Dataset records
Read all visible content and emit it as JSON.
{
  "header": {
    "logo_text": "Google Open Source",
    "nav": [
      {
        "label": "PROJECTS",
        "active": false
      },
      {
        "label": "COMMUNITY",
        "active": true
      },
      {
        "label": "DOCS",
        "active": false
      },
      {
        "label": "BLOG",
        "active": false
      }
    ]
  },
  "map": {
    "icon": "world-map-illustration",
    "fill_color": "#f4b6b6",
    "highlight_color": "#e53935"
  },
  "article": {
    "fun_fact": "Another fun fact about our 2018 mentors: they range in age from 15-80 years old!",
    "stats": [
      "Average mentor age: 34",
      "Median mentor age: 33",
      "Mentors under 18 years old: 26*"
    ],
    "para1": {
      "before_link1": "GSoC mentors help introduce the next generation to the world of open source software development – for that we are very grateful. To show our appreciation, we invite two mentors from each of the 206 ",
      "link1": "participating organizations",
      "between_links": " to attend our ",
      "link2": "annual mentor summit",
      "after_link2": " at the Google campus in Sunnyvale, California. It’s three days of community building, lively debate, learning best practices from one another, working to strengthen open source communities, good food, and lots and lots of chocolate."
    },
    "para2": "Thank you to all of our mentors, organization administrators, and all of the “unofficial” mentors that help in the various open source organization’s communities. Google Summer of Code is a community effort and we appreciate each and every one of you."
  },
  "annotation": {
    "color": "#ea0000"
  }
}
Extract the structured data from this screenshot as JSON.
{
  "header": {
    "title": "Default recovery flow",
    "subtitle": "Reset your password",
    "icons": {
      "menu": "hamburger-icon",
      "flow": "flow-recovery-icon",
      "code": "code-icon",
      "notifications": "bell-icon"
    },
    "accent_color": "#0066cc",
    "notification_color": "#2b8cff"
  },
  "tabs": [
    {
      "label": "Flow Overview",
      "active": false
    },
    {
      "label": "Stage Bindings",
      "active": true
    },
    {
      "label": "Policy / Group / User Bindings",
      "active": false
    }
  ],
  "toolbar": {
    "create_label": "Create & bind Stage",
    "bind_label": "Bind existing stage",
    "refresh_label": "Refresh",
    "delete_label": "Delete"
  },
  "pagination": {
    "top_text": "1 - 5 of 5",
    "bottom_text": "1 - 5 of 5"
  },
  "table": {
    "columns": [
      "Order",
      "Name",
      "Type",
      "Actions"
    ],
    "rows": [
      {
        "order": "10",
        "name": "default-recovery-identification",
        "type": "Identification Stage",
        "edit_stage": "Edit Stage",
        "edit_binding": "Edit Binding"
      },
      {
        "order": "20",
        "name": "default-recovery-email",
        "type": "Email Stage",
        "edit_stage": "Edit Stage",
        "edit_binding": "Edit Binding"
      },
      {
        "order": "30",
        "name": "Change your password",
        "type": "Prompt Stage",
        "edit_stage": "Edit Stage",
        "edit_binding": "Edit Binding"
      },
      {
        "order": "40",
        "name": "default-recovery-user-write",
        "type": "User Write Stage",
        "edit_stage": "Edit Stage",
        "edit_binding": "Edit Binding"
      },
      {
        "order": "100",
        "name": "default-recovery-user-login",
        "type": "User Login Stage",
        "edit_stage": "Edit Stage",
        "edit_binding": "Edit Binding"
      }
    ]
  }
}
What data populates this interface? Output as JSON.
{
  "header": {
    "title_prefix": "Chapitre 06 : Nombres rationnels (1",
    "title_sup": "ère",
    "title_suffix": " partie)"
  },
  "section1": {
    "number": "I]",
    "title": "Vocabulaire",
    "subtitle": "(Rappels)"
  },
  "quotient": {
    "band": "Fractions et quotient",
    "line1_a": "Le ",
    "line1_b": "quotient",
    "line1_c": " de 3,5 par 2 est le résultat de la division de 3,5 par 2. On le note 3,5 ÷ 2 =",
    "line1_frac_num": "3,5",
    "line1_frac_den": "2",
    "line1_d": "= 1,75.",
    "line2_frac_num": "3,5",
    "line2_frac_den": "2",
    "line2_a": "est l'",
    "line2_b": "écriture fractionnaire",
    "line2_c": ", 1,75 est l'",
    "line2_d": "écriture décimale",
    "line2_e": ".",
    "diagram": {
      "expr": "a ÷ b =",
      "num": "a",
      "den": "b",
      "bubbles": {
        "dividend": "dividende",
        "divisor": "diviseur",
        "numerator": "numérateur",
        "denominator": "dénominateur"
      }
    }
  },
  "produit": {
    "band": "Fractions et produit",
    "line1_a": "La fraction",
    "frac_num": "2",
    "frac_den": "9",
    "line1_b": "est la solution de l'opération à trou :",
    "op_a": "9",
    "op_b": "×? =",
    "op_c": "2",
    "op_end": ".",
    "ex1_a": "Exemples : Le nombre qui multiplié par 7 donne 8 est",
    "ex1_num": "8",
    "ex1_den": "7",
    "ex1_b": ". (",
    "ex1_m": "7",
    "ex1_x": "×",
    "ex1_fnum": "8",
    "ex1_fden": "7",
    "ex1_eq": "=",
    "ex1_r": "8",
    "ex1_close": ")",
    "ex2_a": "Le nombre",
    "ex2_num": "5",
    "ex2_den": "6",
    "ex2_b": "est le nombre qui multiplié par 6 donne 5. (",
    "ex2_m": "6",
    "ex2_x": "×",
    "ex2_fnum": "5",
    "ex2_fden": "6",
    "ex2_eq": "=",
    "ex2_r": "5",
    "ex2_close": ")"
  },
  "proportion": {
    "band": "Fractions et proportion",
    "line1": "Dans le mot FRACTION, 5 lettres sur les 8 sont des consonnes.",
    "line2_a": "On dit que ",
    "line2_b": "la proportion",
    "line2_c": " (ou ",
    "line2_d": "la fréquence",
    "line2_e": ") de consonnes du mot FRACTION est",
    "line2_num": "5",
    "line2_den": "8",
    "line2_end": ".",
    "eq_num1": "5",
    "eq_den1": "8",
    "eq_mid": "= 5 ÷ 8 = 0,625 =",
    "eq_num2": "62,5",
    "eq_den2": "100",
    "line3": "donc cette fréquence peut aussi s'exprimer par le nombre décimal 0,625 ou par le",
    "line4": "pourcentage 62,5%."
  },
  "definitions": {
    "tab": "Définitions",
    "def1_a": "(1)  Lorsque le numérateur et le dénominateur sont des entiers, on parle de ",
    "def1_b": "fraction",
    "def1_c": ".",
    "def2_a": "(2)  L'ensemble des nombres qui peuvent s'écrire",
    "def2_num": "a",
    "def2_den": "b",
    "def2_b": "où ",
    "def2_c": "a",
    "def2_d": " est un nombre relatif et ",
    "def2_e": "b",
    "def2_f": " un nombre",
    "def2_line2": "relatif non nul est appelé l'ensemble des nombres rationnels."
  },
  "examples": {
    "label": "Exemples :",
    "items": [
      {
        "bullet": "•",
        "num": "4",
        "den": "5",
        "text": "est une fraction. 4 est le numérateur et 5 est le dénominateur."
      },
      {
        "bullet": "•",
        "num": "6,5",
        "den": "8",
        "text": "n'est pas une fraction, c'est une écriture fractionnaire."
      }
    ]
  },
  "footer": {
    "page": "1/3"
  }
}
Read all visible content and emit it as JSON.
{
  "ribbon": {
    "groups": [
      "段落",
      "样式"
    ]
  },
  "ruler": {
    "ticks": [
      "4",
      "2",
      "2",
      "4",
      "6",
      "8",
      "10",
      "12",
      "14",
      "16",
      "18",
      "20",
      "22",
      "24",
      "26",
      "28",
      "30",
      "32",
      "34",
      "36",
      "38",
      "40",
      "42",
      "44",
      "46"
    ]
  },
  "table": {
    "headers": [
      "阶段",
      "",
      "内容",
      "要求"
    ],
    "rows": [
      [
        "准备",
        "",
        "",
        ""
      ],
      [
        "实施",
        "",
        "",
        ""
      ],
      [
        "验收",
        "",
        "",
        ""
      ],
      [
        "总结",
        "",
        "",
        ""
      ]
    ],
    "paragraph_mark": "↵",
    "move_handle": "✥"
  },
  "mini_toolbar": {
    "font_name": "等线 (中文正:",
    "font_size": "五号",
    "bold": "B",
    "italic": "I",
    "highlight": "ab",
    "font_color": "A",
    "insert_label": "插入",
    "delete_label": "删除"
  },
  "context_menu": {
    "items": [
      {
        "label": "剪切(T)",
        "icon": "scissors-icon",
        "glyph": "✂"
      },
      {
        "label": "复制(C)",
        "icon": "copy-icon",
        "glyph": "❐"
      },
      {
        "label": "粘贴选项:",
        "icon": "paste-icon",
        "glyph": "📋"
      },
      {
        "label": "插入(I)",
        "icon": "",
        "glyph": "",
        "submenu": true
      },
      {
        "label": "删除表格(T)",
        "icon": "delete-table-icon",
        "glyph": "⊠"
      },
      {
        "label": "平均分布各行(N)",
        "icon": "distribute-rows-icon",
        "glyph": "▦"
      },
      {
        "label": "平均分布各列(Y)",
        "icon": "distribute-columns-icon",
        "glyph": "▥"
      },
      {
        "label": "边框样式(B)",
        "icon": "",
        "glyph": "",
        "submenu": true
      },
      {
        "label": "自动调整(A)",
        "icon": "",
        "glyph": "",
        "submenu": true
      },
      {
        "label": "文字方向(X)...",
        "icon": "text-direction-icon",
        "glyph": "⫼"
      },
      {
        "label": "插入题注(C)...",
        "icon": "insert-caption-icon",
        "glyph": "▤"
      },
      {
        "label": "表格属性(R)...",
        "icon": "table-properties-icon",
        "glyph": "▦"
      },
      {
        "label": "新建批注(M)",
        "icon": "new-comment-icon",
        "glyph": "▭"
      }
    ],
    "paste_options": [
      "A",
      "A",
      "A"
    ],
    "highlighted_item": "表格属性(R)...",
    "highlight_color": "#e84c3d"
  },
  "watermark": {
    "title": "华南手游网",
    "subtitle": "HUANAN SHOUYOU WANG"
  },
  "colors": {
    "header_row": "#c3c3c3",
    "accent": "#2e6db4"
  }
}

OBJECTIVE -> Copy all lines of the listing above that contain the string "relatif".

PROBLEM SOLUTION ->
    "def2_d": " est un nombre relatif et ",
    "def2_line2": "relatif non nul est appelé l'ensemble des nombres rationnels."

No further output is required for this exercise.